:: Materials provided
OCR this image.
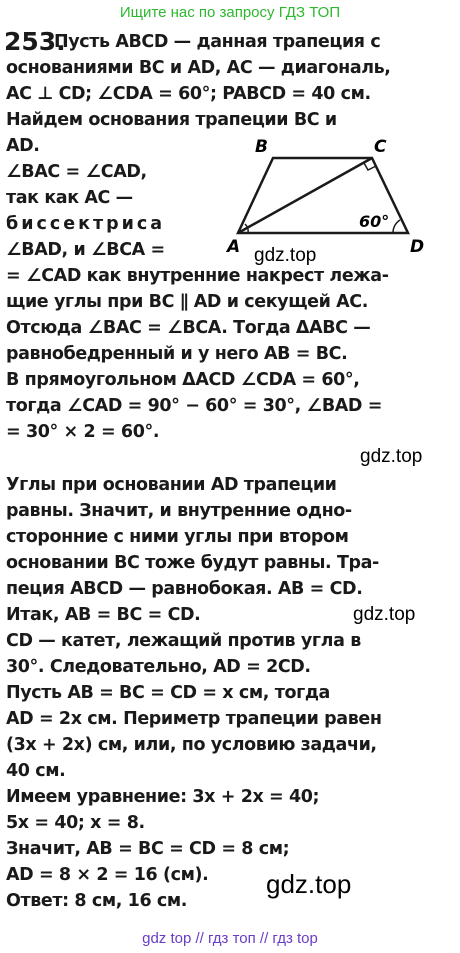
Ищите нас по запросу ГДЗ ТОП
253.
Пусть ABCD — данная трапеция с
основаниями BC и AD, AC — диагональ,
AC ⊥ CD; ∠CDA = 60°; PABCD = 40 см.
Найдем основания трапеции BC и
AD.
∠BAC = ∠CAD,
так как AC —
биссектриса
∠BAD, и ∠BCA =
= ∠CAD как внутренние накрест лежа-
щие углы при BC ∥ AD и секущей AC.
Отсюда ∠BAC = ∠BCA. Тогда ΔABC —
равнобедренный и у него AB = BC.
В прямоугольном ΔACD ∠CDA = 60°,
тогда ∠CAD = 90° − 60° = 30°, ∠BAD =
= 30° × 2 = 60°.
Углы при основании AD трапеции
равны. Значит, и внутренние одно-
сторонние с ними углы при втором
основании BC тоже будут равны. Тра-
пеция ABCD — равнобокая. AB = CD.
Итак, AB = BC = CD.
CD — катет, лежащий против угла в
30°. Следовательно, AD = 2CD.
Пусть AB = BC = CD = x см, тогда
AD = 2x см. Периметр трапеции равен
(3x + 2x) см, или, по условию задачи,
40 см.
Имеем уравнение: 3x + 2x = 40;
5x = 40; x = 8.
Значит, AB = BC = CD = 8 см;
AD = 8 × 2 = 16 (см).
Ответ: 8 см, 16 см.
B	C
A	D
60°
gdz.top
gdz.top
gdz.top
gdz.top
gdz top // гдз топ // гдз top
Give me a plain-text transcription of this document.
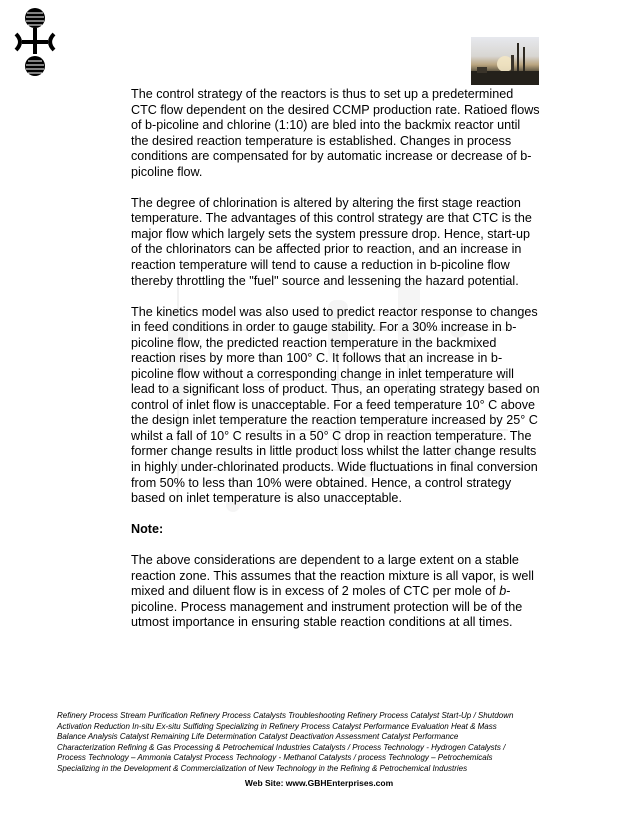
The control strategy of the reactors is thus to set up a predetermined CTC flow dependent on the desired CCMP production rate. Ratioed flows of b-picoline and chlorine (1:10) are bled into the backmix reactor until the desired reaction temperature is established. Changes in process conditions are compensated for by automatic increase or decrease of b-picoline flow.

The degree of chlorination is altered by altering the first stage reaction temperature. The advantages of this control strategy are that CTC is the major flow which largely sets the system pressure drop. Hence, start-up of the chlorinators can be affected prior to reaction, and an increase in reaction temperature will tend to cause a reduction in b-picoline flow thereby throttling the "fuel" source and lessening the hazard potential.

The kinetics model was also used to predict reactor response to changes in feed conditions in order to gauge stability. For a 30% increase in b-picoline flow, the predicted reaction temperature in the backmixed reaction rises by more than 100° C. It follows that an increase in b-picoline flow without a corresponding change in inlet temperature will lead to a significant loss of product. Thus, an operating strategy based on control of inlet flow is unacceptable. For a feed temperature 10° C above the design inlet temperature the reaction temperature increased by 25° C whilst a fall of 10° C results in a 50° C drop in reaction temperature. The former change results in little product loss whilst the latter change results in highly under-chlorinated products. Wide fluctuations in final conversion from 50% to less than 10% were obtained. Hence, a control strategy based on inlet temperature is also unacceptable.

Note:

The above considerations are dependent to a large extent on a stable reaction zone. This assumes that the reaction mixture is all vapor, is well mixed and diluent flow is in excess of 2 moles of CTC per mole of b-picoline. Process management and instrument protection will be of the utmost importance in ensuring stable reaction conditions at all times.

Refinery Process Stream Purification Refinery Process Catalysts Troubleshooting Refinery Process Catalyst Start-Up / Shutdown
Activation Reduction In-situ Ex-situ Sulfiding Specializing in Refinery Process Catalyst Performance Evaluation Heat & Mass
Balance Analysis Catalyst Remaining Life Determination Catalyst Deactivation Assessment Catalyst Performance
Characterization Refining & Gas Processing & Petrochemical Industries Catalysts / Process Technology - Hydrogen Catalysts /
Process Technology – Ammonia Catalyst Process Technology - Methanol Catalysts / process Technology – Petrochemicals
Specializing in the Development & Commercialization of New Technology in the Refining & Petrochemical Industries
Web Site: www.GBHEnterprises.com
::::
:: Materials provided
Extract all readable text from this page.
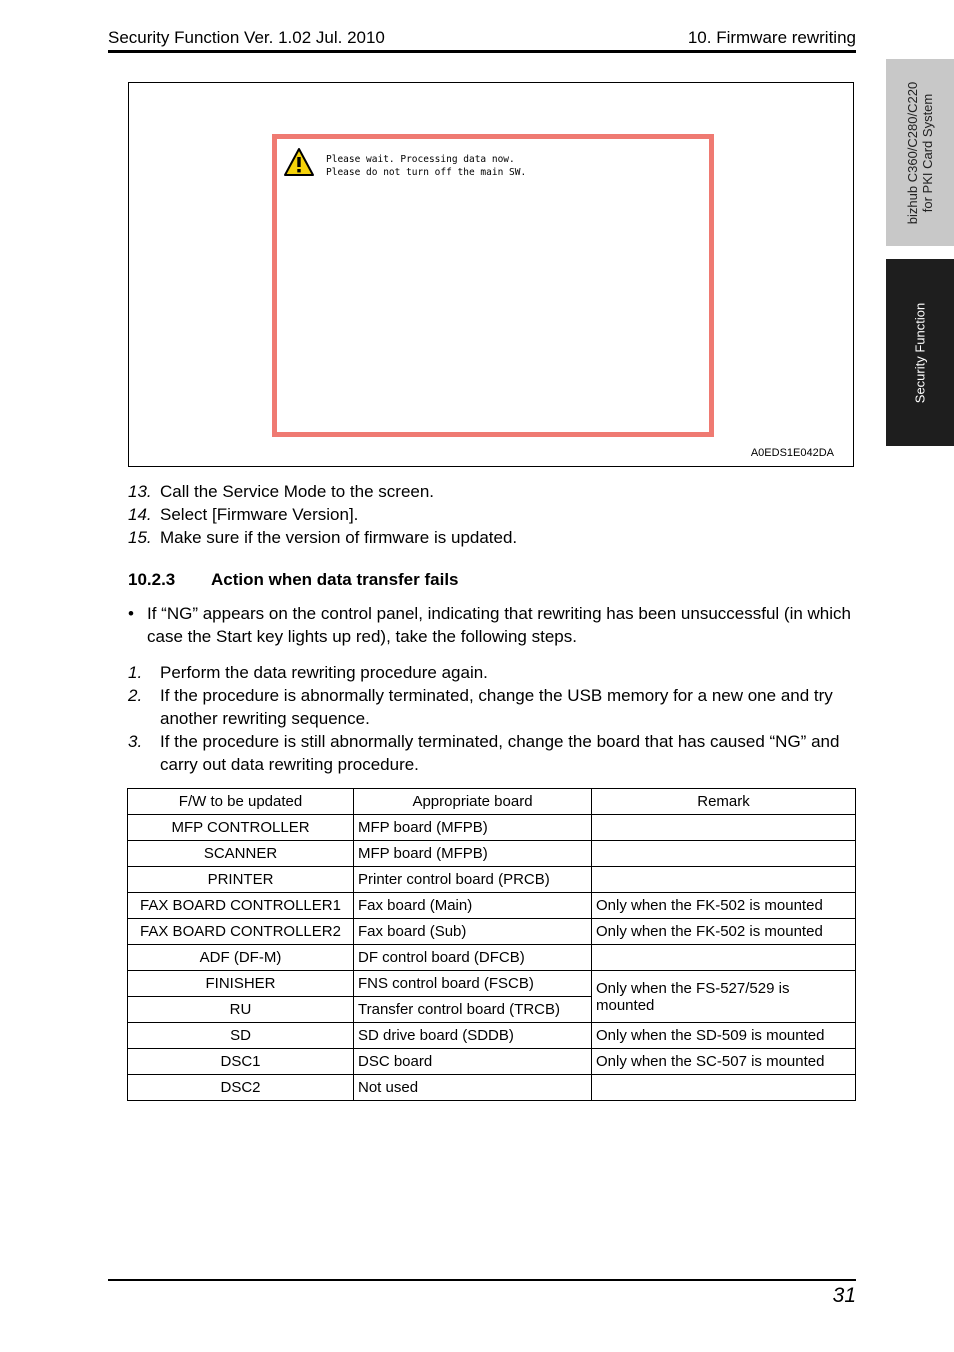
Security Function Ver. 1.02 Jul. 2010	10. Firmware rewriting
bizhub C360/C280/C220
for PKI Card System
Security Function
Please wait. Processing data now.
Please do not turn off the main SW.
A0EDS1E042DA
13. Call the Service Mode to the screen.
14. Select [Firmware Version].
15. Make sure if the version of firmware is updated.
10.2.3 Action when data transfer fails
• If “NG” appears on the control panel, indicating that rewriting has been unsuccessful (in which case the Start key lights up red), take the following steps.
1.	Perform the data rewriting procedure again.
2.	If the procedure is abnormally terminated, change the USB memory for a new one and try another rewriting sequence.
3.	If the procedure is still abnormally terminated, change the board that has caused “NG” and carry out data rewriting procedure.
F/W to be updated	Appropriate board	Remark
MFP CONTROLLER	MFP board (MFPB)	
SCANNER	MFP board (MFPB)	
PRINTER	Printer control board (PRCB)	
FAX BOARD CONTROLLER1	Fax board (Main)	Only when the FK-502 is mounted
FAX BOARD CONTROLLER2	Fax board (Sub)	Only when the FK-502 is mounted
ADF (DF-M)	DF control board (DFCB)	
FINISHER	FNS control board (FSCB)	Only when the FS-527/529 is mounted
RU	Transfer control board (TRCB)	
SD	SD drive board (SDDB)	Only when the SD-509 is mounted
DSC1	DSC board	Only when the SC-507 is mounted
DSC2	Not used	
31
::::
_Task brief_.
Note how many lines in the material hold the word "from", and give that number with nothing added.

_Reply to the exercise_.
2